### Exercise goal
Retype the data that follows line by line, exactly, and leave its pictures out.

### Exercise data

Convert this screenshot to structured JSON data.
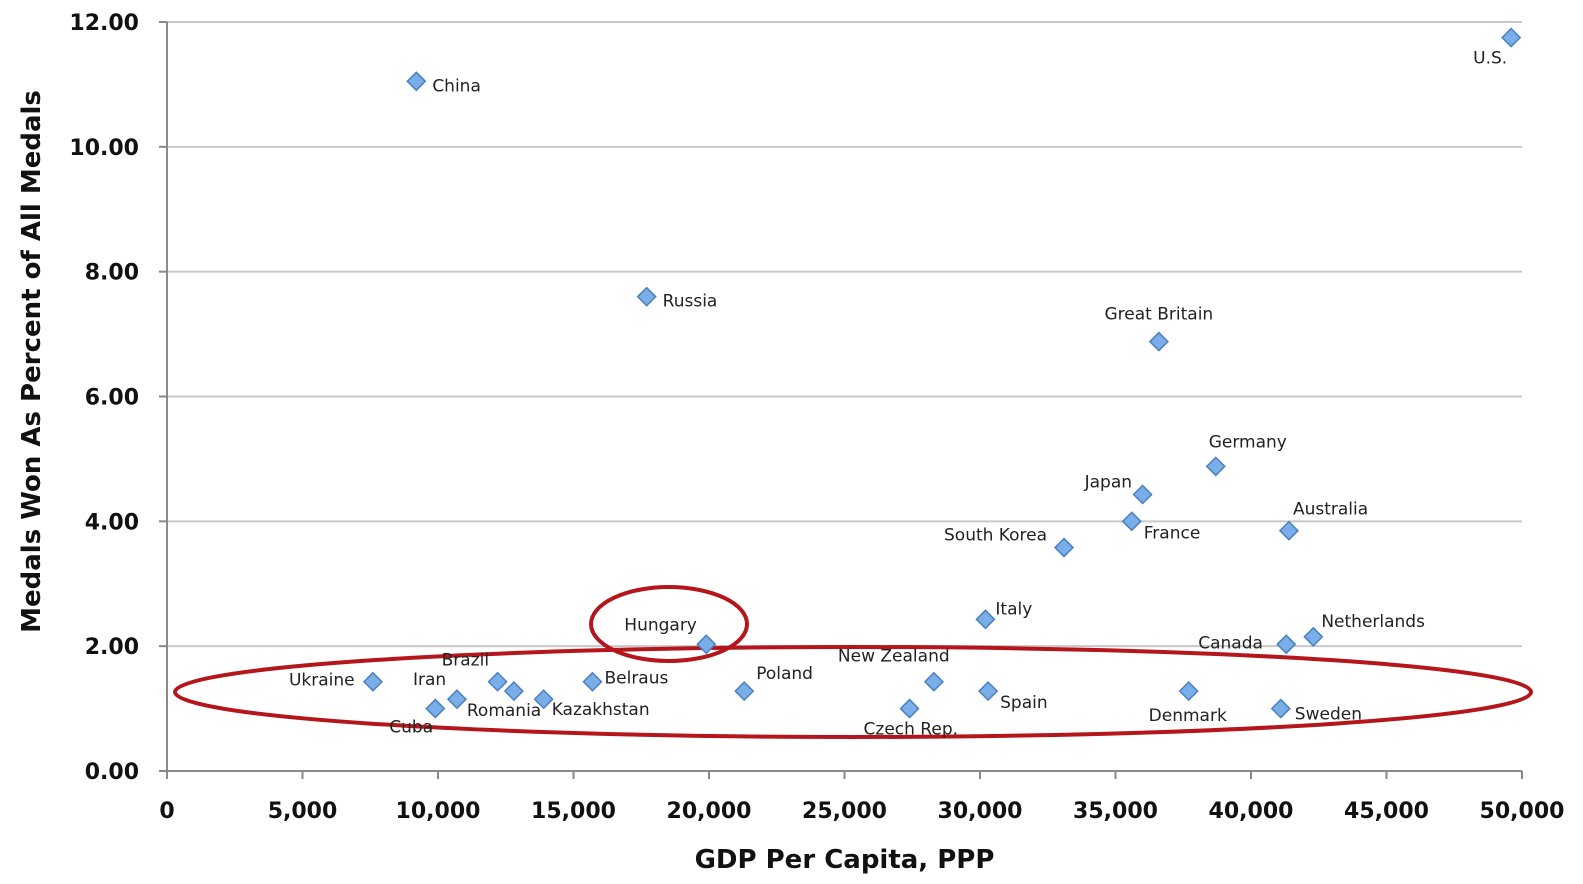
{
  "chart_data": {
    "type": "scatter",
    "xlabel": "GDP Per Capita, PPP",
    "ylabel": "Medals Won As Percent of All Medals",
    "xlim": [
      0,
      50000
    ],
    "ylim": [
      0,
      12
    ],
    "x_ticks": [
      "0",
      "5,000",
      "10,000",
      "15,000",
      "20,000",
      "25,000",
      "30,000",
      "35,000",
      "40,000",
      "45,000",
      "50,000"
    ],
    "y_ticks": [
      "0.00",
      "2.00",
      "4.00",
      "6.00",
      "8.00",
      "10.00",
      "12.00"
    ],
    "grid": "horizontal",
    "marker_color": "#7aaee8",
    "points": [
      {
        "label": "U.S.",
        "x": 49600,
        "y": 11.75
      },
      {
        "label": "China",
        "x": 9200,
        "y": 11.05
      },
      {
        "label": "Russia",
        "x": 17700,
        "y": 7.6
      },
      {
        "label": "Great Britain",
        "x": 36600,
        "y": 6.88
      },
      {
        "label": "Germany",
        "x": 38700,
        "y": 4.88
      },
      {
        "label": "Japan",
        "x": 36000,
        "y": 4.43
      },
      {
        "label": "France",
        "x": 35600,
        "y": 4.0
      },
      {
        "label": "Australia",
        "x": 41400,
        "y": 3.85
      },
      {
        "label": "South Korea",
        "x": 33100,
        "y": 3.58
      },
      {
        "label": "Italy",
        "x": 30200,
        "y": 2.43
      },
      {
        "label": "Netherlands",
        "x": 42300,
        "y": 2.15
      },
      {
        "label": "Canada",
        "x": 41300,
        "y": 2.03
      },
      {
        "label": "Hungary",
        "x": 19900,
        "y": 2.03
      },
      {
        "label": "Ukraine",
        "x": 7600,
        "y": 1.43
      },
      {
        "label": "Brazil",
        "x": 12200,
        "y": 1.43
      },
      {
        "label": "Belraus",
        "x": 15700,
        "y": 1.43
      },
      {
        "label": "New Zealand",
        "x": 28300,
        "y": 1.43
      },
      {
        "label": "Poland",
        "x": 21300,
        "y": 1.28
      },
      {
        "label": "Spain",
        "x": 30300,
        "y": 1.28
      },
      {
        "label": "Denmark",
        "x": 37700,
        "y": 1.28
      },
      {
        "label": "Iran",
        "x": 10700,
        "y": 1.15
      },
      {
        "label": "Kazakhstan",
        "x": 13900,
        "y": 1.15
      },
      {
        "label": "Romania",
        "x": 12800,
        "y": 1.28
      },
      {
        "label": "Cuba",
        "x": 9900,
        "y": 1.0
      },
      {
        "label": "Czech Rep.",
        "x": 27400,
        "y": 1.0
      },
      {
        "label": "Sweden",
        "x": 41100,
        "y": 1.0
      }
    ],
    "highlight_color": "#b5161b"
  }
}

### Task output
Convert this screenshot to structured JSON data.
{
  "chart_data": {
    "type": "scatter",
    "xlabel": "GDP Per Capita, PPP",
    "ylabel": "Medals Won As Percent of All Medals",
    "xlim": [
      0,
      50000
    ],
    "ylim": [
      0,
      12
    ],
    "x_ticks": [
      "0",
      "5,000",
      "10,000",
      "15,000",
      "20,000",
      "25,000",
      "30,000",
      "35,000",
      "40,000",
      "45,000",
      "50,000"
    ],
    "y_ticks": [
      "0.00",
      "2.00",
      "4.00",
      "6.00",
      "8.00",
      "10.00",
      "12.00"
    ],
    "grid": "horizontal",
    "marker_color": "#7aaee8",
    "points": [
      {
        "label": "U.S.",
        "x": 49600,
        "y": 11.75
      },
      {
        "label": "China",
        "x": 9200,
        "y": 11.05
      },
      {
        "label": "Russia",
        "x": 17700,
        "y": 7.6
      },
      {
        "label": "Great Britain",
        "x": 36600,
        "y": 6.88
      },
      {
        "label": "Germany",
        "x": 38700,
        "y": 4.88
      },
      {
        "label": "Japan",
        "x": 36000,
        "y": 4.43
      },
      {
        "label": "France",
        "x": 35600,
        "y": 4.0
      },
      {
        "label": "Australia",
        "x": 41400,
        "y": 3.85
      },
      {
        "label": "South Korea",
        "x": 33100,
        "y": 3.58
      },
      {
        "label": "Italy",
        "x": 30200,
        "y": 2.43
      },
      {
        "label": "Netherlands",
        "x": 42300,
        "y": 2.15
      },
      {
        "label": "Canada",
        "x": 41300,
        "y": 2.03
      },
      {
        "label": "Hungary",
        "x": 19900,
        "y": 2.03
      },
      {
        "label": "Ukraine",
        "x": 7600,
        "y": 1.43
      },
      {
        "label": "Brazil",
        "x": 12200,
        "y": 1.43
      },
      {
        "label": "Belraus",
        "x": 15700,
        "y": 1.43
      },
      {
        "label": "New Zealand",
        "x": 28300,
        "y": 1.43
      },
      {
        "label": "Poland",
        "x": 21300,
        "y": 1.28
      },
      {
        "label": "Spain",
        "x": 30300,
        "y": 1.28
      },
      {
        "label": "Denmark",
        "x": 37700,
        "y": 1.28
      },
      {
        "label": "Iran",
        "x": 10700,
        "y": 1.15
      },
      {
        "label": "Kazakhstan",
        "x": 13900,
        "y": 1.15
      },
      {
        "label": "Romania",
        "x": 12800,
        "y": 1.28
      },
      {
        "label": "Cuba",
        "x": 9900,
        "y": 1.0
      },
      {
        "label": "Czech Rep.",
        "x": 27400,
        "y": 1.0
      },
      {
        "label": "Sweden",
        "x": 41100,
        "y": 1.0
      }
    ],
    "highlight_color": "#b5161b"
  }
}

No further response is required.